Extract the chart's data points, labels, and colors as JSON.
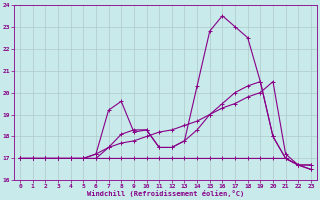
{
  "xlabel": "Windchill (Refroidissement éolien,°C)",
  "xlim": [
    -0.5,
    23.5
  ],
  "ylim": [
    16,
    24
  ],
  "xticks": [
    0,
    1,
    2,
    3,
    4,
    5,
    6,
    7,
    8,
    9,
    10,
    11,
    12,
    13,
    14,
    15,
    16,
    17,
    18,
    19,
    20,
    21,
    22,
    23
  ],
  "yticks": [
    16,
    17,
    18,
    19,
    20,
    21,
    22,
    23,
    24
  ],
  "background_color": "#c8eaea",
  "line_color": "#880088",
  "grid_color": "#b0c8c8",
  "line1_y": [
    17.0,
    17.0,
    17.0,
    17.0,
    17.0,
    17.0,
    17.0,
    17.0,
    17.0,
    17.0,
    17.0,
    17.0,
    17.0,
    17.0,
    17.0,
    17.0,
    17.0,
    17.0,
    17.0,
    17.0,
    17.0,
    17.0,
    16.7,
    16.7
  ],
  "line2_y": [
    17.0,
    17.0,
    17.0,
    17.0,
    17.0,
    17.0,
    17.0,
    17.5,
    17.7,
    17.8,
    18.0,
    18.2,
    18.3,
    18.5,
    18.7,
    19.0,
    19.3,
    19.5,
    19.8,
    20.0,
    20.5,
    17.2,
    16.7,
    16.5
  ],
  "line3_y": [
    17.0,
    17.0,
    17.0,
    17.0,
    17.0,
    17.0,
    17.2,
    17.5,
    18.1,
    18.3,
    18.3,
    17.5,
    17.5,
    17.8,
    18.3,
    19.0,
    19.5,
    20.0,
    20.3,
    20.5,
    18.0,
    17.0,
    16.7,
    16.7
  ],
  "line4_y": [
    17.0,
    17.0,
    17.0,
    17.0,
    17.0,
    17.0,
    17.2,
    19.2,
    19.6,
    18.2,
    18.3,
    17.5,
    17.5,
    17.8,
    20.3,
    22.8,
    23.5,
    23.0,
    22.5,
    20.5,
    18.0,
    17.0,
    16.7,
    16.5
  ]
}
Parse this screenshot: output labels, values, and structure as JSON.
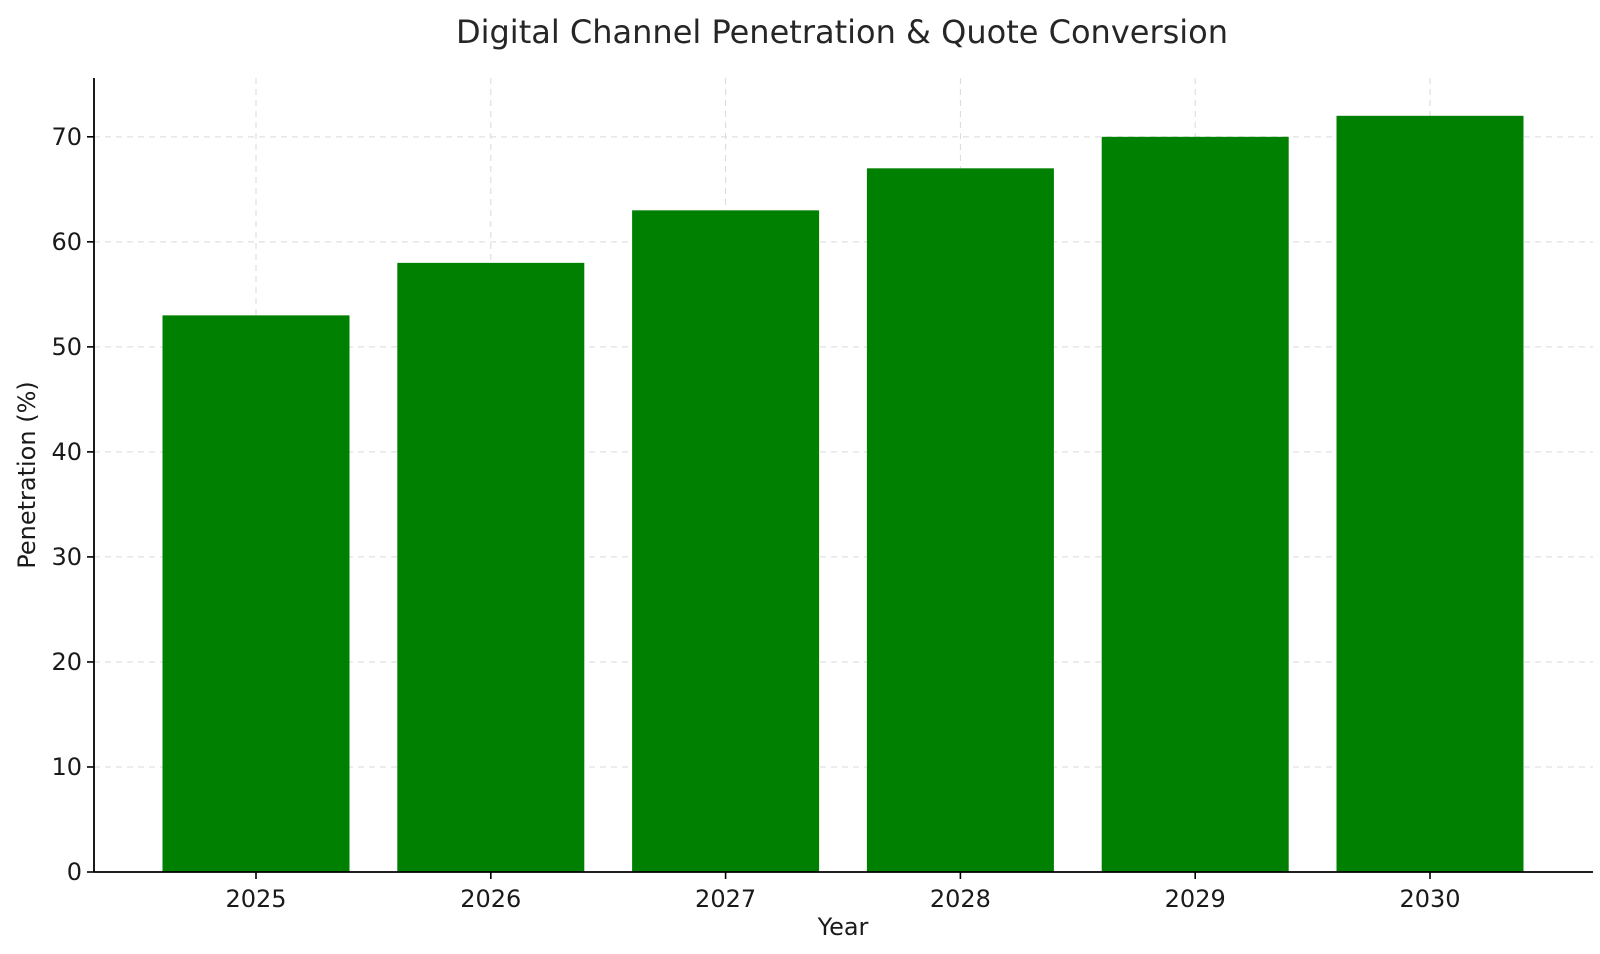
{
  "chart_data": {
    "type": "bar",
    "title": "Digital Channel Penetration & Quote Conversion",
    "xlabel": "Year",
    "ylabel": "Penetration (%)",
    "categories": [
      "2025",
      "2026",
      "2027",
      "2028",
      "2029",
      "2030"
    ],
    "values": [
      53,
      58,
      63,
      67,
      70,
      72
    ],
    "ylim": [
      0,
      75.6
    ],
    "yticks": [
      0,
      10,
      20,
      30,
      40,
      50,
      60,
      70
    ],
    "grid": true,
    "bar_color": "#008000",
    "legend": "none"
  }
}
****
Return every line of the preceding records in which the word "xlabel" appears.

RESPONSE |
  "xlabel": "Windchill (Refroidissement éolien,°C)",
    "xlabel": "Year",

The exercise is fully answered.